* Extracted records:
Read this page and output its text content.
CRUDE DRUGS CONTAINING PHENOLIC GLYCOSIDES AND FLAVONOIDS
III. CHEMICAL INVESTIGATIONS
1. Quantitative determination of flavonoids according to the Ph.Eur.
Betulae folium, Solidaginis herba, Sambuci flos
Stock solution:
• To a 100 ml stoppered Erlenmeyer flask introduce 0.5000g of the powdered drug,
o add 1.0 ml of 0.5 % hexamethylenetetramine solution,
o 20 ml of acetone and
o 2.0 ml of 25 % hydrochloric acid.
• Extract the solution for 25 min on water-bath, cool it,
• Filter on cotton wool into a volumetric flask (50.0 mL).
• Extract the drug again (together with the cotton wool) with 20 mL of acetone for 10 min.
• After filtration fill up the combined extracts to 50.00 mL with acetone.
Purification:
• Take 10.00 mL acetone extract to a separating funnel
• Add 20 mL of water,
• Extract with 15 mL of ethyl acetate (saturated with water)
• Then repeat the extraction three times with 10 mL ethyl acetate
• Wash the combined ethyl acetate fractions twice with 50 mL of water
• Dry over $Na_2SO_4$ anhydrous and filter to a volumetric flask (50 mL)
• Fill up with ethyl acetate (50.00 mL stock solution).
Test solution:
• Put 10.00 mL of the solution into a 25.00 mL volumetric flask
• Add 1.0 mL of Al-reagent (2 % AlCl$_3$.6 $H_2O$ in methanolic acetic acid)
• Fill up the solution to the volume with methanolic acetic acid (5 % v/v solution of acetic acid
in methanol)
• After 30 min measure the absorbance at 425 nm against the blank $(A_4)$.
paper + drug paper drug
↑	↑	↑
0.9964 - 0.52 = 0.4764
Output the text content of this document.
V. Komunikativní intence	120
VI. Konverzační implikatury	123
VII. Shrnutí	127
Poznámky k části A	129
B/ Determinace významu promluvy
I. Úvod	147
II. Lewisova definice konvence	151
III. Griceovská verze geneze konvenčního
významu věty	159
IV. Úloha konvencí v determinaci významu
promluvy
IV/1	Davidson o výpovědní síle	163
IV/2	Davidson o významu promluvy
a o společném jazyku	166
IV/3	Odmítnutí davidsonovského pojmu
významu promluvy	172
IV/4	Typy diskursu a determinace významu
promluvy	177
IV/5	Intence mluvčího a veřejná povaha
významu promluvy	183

* To be done: From the records above, copy every line that holds the word "methanolic".

* Final answer:
• Add 1.0 mL of Al-reagent (2 % AlCl$_3$.6 $H_2O$ in methanolic acetic acid)
• Fill up the solution to the volume with methanolic acetic acid (5 % v/v solution of acetic acid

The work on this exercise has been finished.